--- WHAT IS NEEDED ---
Give nothing except the number of lines containing the word "厚层状构造".

--- SUPPLIED ENTRIES ---
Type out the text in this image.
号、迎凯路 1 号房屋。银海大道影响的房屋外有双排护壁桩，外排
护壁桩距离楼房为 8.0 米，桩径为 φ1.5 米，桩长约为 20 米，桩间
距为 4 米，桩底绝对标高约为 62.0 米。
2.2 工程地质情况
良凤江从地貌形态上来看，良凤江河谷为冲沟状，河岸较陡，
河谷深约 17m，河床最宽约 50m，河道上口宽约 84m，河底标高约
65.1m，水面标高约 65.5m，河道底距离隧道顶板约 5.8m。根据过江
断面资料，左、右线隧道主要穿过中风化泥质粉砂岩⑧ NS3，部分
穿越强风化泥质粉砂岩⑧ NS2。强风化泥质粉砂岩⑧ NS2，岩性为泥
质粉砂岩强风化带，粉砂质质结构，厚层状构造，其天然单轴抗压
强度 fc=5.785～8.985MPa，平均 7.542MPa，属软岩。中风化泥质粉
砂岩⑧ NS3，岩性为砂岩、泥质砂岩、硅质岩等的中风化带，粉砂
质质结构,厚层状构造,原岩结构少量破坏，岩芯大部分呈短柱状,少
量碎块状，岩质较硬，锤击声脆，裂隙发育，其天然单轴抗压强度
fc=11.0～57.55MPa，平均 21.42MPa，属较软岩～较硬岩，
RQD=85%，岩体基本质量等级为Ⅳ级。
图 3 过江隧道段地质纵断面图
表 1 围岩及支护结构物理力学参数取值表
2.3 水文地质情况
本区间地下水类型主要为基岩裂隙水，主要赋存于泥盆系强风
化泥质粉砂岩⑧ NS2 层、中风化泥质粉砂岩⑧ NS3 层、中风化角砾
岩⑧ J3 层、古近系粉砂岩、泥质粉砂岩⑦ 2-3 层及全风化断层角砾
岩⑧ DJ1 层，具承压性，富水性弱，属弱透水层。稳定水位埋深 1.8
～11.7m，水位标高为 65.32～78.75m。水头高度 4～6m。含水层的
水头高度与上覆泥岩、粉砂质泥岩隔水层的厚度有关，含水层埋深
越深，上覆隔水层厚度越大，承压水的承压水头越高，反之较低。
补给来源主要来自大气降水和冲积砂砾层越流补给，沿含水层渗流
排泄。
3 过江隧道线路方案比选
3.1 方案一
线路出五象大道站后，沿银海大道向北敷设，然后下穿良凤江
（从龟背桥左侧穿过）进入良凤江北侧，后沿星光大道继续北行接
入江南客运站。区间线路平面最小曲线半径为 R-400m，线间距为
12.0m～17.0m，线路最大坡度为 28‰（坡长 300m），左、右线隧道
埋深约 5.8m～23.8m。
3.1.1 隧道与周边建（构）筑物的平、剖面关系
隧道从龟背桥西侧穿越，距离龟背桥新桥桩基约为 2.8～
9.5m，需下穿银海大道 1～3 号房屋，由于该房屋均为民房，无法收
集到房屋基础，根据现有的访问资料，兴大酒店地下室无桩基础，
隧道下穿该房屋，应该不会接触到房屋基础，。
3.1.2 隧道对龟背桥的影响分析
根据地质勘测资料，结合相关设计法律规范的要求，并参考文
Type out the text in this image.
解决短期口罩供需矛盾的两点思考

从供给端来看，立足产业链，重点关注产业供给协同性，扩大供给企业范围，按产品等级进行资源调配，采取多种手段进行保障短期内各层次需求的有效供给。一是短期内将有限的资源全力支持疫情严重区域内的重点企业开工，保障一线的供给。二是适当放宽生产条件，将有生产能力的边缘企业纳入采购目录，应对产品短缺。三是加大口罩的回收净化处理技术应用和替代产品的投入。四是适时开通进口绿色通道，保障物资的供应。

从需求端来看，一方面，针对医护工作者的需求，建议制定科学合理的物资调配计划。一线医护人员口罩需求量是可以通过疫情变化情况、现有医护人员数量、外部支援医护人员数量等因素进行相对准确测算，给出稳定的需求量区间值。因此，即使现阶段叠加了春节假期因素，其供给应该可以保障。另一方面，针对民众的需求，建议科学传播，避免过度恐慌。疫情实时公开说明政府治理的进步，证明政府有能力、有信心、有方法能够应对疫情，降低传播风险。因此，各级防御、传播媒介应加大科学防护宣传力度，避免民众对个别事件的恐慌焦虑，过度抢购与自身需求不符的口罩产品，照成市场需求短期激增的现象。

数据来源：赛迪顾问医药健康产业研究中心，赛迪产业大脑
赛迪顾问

--- WRITTEN REPLY ---
2